Required task
Please repeat the rows starting with the first row and going on through the line with "I need the location", switching "bbox" to "box" and leaving everything else unchanged. Leave the pictures out of your answer.

Material supplied

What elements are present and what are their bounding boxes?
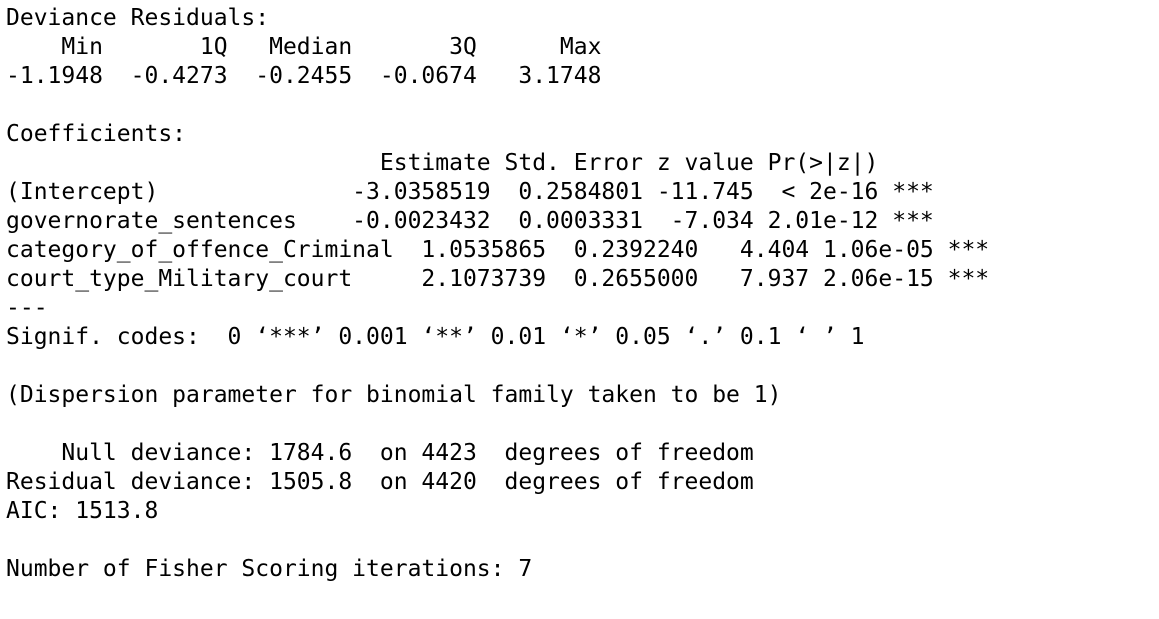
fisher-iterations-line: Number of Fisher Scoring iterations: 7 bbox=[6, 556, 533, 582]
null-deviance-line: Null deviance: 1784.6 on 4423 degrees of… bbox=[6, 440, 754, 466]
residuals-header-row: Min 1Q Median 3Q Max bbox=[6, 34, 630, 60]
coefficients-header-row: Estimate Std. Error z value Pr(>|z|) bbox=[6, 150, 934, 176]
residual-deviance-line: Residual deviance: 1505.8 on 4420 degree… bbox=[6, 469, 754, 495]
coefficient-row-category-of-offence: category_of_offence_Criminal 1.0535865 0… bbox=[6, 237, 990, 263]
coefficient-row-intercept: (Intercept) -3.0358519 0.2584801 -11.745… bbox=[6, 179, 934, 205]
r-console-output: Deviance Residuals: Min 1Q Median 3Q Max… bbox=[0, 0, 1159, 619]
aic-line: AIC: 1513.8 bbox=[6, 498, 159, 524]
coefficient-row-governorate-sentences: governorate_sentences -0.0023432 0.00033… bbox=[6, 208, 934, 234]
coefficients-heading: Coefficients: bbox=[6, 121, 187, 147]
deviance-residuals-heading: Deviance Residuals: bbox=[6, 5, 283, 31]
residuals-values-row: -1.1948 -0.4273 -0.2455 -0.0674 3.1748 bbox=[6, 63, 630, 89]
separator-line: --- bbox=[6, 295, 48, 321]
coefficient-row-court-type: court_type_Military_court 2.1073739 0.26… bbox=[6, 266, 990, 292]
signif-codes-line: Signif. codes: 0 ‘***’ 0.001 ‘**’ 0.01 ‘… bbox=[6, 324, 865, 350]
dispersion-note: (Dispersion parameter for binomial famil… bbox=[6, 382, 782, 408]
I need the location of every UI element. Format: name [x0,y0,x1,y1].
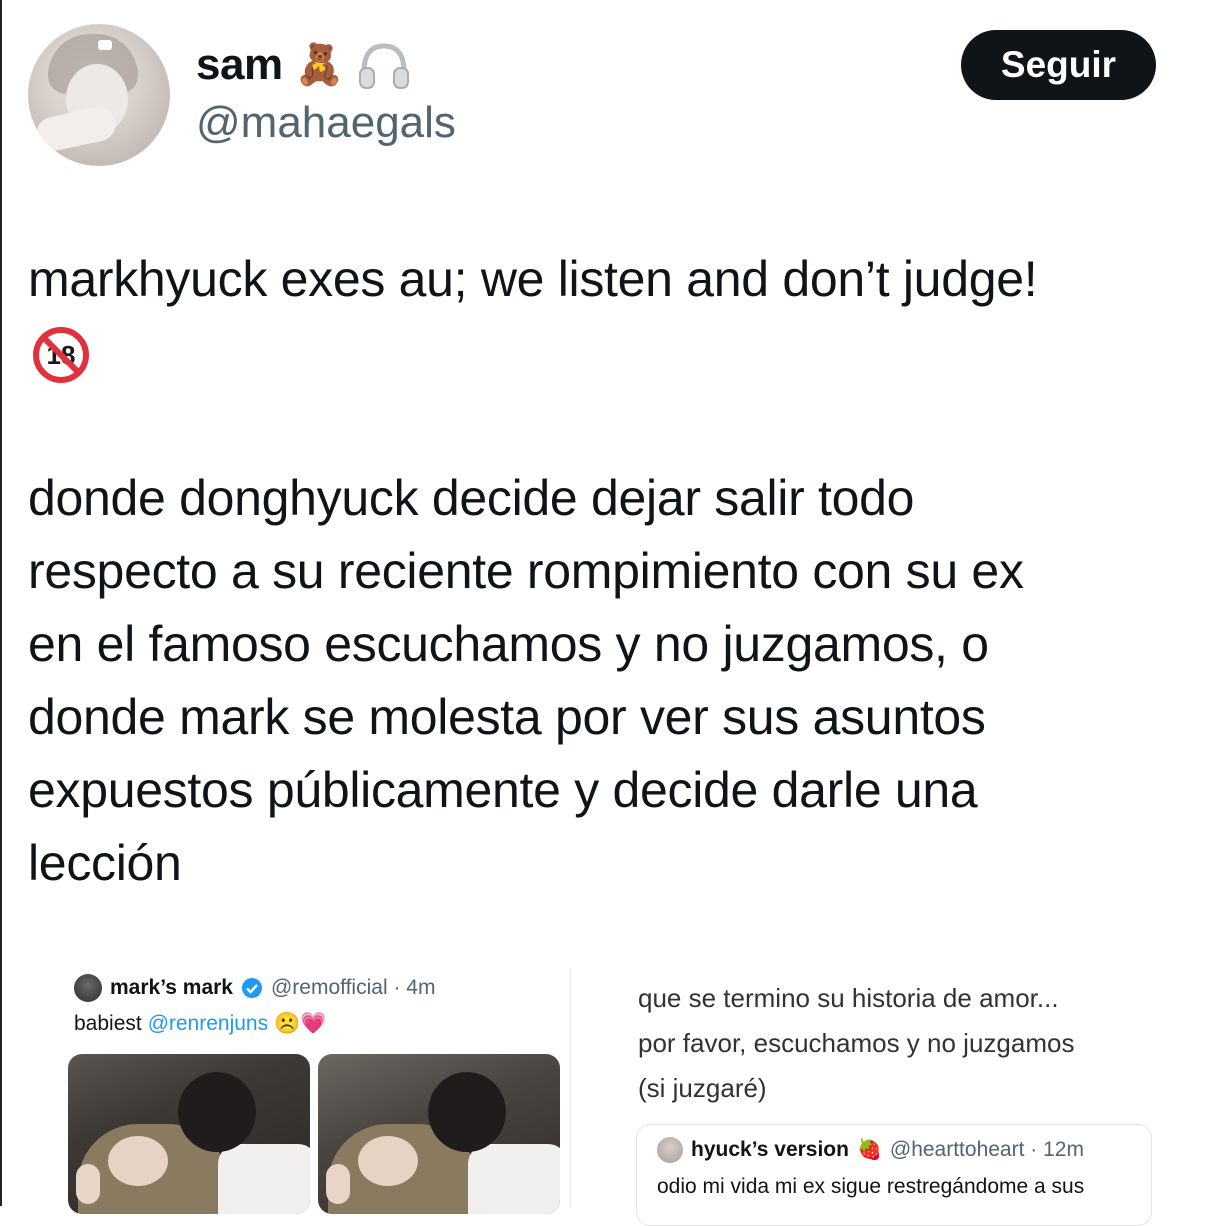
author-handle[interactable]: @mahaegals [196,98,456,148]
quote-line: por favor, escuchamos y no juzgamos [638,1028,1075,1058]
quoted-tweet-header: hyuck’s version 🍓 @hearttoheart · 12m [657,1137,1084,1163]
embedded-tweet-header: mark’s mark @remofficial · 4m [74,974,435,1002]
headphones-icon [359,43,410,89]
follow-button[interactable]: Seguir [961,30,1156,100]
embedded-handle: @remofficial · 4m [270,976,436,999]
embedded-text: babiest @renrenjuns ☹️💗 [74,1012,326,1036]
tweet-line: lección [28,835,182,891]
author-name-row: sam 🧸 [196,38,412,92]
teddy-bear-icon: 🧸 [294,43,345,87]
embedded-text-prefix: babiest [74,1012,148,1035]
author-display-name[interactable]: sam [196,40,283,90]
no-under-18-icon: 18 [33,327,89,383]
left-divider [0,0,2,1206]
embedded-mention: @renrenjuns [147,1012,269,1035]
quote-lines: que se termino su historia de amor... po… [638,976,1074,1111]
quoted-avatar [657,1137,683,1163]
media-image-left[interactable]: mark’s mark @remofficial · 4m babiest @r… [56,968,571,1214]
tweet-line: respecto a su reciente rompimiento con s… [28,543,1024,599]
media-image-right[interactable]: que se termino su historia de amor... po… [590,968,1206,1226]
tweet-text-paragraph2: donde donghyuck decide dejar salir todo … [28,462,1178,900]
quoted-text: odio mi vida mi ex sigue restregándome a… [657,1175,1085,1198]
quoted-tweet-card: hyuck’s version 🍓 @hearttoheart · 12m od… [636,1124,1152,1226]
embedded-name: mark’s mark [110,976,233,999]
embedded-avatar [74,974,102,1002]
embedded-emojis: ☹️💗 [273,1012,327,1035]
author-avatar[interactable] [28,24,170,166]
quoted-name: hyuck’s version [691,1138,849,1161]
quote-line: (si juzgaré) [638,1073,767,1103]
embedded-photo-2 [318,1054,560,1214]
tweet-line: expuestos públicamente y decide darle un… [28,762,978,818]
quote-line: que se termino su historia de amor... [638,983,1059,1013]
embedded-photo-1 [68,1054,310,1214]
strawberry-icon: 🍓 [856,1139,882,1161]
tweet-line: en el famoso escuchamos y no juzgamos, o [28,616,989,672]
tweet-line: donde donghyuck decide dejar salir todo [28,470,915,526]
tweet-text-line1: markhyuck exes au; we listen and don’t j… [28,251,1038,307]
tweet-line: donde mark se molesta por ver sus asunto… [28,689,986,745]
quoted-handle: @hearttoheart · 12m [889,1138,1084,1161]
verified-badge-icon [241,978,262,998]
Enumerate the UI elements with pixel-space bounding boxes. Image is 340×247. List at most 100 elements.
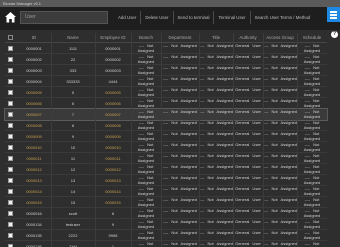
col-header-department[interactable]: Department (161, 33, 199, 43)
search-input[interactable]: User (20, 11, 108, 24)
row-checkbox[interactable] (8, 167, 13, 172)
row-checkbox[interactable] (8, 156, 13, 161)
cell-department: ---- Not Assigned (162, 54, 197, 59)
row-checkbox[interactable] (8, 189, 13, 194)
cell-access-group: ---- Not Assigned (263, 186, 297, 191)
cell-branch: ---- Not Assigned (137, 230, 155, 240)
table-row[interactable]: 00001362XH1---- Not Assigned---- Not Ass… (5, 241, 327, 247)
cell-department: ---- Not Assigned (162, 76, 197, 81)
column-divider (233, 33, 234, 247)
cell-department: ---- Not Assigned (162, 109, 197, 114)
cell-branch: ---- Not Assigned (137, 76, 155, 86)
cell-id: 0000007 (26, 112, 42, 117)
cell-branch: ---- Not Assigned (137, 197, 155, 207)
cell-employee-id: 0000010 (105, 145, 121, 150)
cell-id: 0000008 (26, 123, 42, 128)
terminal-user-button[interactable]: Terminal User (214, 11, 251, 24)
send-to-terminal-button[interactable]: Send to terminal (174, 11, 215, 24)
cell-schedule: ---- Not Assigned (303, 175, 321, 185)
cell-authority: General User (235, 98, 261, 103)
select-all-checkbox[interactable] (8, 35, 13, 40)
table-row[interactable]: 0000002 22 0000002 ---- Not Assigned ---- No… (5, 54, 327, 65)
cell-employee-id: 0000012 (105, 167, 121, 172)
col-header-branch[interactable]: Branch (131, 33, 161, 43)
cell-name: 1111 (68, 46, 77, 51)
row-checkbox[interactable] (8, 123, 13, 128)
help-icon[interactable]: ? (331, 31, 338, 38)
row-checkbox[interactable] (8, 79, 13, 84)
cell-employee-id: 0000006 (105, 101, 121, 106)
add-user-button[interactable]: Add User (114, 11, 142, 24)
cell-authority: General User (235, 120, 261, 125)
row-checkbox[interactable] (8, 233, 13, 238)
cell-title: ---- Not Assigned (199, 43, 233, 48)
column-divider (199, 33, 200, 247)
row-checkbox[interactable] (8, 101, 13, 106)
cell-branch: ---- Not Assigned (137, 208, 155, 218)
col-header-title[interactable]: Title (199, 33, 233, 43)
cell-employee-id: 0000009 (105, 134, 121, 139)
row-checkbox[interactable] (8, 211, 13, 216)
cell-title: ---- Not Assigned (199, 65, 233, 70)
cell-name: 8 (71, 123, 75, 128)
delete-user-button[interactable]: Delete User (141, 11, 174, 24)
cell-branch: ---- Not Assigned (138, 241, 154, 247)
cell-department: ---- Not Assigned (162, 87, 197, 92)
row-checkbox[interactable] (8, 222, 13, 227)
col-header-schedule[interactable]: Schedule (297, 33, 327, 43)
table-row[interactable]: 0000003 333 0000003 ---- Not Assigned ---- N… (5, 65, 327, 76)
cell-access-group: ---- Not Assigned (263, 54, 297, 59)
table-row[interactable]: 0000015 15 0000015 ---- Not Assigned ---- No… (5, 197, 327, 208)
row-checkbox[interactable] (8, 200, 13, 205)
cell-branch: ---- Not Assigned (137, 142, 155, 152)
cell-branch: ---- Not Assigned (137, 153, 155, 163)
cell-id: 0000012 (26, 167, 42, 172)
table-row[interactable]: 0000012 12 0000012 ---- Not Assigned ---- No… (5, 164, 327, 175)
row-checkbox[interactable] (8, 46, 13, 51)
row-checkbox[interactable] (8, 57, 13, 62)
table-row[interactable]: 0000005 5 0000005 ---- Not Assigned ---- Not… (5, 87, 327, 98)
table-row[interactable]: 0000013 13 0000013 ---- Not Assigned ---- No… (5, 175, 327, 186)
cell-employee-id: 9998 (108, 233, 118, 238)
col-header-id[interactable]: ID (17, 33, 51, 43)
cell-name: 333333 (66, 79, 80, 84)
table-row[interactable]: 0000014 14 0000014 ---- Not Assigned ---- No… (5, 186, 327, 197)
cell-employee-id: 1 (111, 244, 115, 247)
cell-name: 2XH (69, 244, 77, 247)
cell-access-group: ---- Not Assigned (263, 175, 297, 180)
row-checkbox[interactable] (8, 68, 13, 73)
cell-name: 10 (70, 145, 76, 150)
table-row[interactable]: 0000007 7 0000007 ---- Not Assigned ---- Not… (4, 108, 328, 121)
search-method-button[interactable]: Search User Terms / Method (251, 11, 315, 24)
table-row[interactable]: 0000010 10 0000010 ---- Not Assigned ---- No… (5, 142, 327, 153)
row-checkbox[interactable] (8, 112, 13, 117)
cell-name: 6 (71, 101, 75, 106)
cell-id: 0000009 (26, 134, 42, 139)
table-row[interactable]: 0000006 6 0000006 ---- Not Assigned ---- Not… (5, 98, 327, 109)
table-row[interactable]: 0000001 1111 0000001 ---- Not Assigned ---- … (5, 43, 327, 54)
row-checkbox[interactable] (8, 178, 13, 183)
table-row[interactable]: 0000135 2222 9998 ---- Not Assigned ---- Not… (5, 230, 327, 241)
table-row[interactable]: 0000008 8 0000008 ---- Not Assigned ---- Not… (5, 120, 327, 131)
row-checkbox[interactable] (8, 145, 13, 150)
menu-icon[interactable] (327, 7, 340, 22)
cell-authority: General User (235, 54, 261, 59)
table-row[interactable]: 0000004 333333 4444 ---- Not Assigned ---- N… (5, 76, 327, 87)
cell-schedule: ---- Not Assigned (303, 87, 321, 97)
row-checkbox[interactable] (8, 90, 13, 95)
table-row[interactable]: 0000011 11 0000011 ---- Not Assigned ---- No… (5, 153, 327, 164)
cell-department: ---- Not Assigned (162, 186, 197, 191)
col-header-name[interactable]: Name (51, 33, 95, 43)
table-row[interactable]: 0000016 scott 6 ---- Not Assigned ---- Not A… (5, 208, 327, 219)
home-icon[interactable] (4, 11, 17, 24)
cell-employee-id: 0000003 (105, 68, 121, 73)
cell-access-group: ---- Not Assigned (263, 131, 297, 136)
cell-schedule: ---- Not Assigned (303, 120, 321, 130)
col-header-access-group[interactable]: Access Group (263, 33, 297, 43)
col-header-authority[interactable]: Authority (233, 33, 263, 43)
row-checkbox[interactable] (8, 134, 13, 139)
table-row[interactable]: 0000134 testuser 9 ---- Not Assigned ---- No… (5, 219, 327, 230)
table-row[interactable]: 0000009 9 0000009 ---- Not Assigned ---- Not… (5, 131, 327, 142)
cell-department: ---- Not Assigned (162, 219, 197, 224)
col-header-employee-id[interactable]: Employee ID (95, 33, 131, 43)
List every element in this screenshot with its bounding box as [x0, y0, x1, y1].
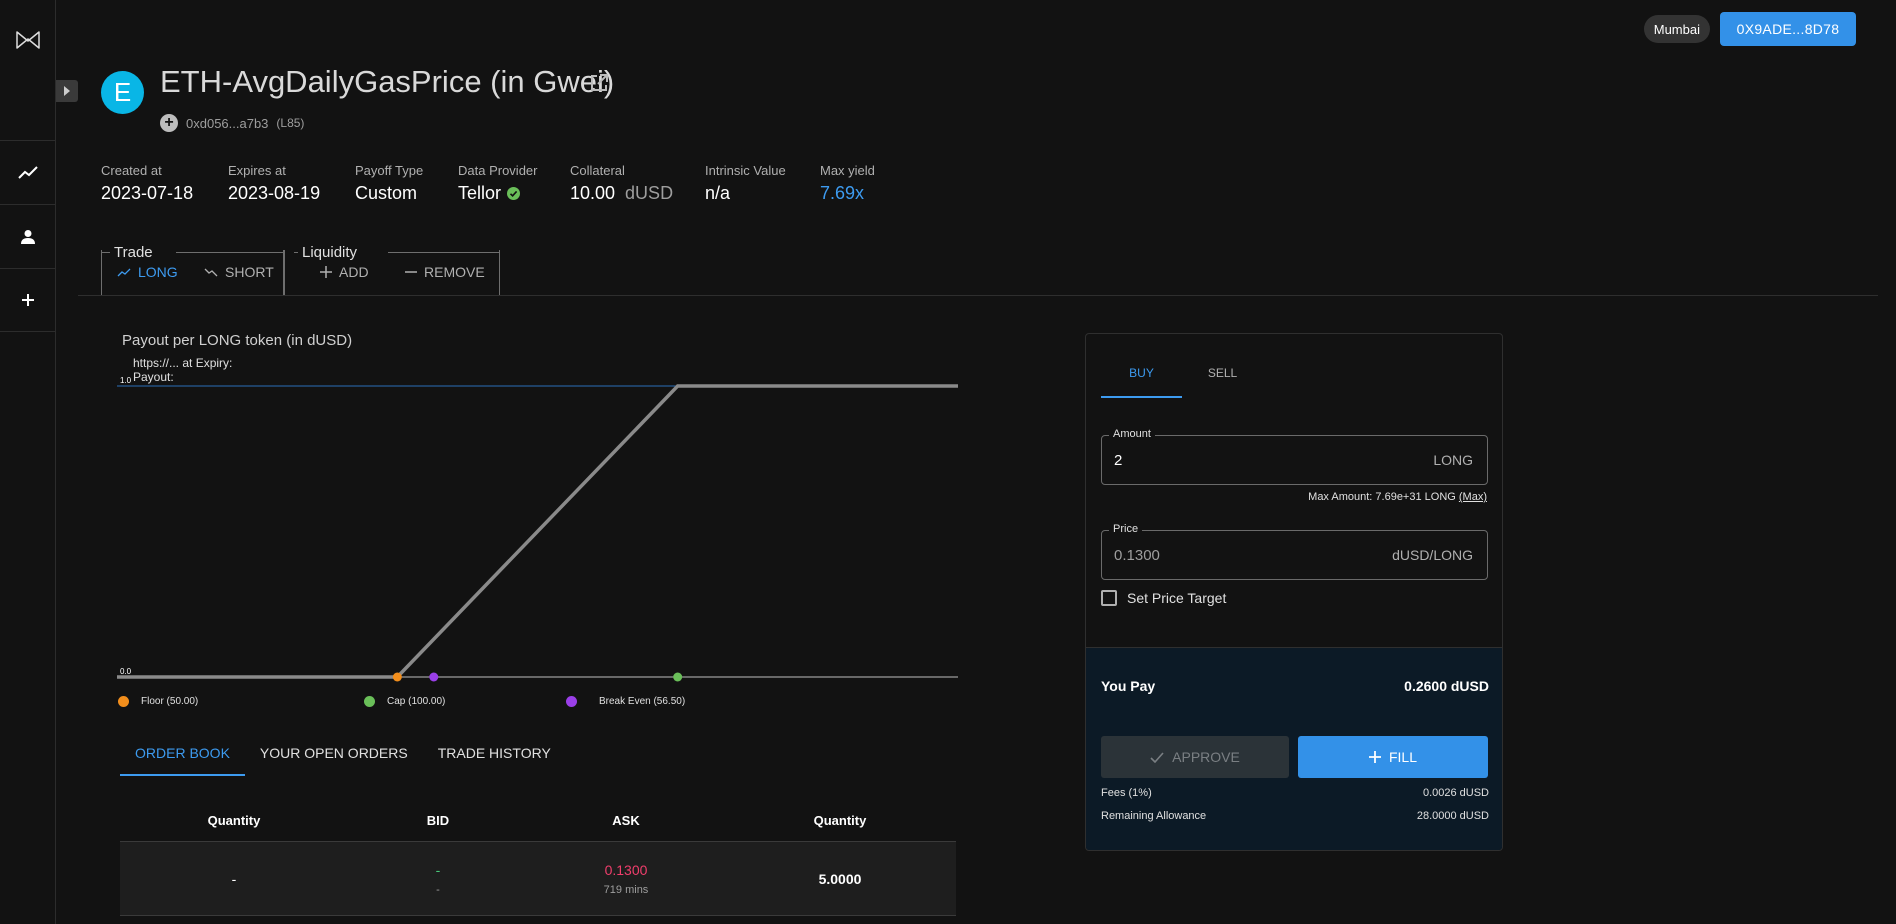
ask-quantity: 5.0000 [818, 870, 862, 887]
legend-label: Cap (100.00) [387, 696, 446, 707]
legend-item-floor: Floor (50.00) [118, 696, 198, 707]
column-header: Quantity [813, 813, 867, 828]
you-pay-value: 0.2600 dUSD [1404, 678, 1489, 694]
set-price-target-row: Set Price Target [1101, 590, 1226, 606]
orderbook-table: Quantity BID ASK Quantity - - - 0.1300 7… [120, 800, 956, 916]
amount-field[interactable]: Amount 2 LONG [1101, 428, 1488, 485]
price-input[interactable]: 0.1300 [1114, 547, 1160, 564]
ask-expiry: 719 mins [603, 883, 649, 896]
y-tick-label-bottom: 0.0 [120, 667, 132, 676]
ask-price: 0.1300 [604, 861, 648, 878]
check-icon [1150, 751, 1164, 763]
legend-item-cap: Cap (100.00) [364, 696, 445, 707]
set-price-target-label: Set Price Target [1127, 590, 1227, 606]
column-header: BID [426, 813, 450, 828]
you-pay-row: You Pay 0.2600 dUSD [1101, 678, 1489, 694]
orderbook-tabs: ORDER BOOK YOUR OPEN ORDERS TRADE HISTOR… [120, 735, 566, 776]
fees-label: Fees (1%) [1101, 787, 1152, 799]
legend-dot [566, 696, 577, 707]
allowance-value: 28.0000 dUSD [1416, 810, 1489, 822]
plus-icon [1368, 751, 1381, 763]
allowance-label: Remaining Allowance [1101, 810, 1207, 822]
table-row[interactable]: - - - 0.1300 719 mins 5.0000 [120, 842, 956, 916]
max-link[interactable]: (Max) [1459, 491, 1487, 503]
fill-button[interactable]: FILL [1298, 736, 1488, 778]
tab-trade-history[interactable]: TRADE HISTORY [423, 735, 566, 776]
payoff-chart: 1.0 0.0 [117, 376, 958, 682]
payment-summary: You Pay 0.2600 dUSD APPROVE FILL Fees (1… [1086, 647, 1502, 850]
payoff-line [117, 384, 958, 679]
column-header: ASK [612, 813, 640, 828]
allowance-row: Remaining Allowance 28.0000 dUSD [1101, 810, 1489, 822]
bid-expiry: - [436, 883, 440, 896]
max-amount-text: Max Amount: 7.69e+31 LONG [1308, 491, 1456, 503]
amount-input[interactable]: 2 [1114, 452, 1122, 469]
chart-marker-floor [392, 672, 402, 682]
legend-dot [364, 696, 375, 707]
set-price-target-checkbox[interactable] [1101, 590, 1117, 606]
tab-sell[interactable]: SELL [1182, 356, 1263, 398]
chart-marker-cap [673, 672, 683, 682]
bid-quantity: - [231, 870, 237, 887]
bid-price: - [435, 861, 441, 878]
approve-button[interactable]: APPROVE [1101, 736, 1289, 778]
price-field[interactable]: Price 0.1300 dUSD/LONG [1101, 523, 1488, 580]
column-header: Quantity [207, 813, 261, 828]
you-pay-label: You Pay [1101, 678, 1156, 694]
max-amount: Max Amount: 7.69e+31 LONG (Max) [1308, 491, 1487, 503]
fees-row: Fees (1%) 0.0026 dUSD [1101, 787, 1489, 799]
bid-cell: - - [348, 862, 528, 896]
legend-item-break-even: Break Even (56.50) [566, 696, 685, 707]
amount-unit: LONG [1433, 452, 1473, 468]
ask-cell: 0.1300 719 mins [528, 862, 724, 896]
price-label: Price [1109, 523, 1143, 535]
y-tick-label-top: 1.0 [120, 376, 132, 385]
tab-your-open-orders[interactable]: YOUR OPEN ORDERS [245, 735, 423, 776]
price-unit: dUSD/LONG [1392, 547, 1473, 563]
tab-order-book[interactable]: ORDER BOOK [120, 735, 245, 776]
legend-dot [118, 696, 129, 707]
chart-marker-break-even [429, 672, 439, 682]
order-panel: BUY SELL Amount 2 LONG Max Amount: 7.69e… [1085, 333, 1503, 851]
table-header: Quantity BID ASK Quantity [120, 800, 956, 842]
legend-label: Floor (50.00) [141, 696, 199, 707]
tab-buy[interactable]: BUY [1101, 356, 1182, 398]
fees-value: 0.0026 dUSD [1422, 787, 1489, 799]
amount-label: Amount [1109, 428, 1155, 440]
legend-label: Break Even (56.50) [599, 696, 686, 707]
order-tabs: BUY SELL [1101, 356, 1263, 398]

Response to this exercise
What elements are present and what are their bounding boxes?
fisher-iterations-line: Number of Fisher Scoring iterations: 7 box=[6, 556, 533, 582]
null-deviance-line: Null deviance: 1784.6 on 4423 degrees of… box=[6, 440, 754, 466]
residuals-header-row: Min 1Q Median 3Q Max box=[6, 34, 630, 60]
coefficients-header-row: Estimate Std. Error z value Pr(>|z|) box=[6, 150, 934, 176]
residual-deviance-line: Residual deviance: 1505.8 on 4420 degree… box=[6, 469, 754, 495]
coefficient-row-category-of-offence: category_of_offence_Criminal 1.0535865 0… box=[6, 237, 990, 263]
coefficient-row-intercept: (Intercept) -3.0358519 0.2584801 -11.745… box=[6, 179, 934, 205]
r-console-output: Deviance Residuals: Min 1Q Median 3Q Max… box=[0, 0, 1159, 619]
aic-line: AIC: 1513.8 box=[6, 498, 159, 524]
coefficient-row-governorate-sentences: governorate_sentences -0.0023432 0.00033… box=[6, 208, 934, 234]
coefficients-heading: Coefficients: box=[6, 121, 187, 147]
deviance-residuals-heading: Deviance Residuals: box=[6, 5, 283, 31]
residuals-values-row: -1.1948 -0.4273 -0.2455 -0.0674 3.1748 box=[6, 63, 630, 89]
separator-line: --- box=[6, 295, 48, 321]
coefficient-row-court-type: court_type_Military_court 2.1073739 0.26… box=[6, 266, 990, 292]
signif-codes-line: Signif. codes: 0 ‘***’ 0.001 ‘**’ 0.01 ‘… box=[6, 324, 865, 350]
dispersion-note: (Dispersion parameter for binomial famil… box=[6, 382, 782, 408]
I need the location of every UI element. Format: name [x0,y0,x1,y1].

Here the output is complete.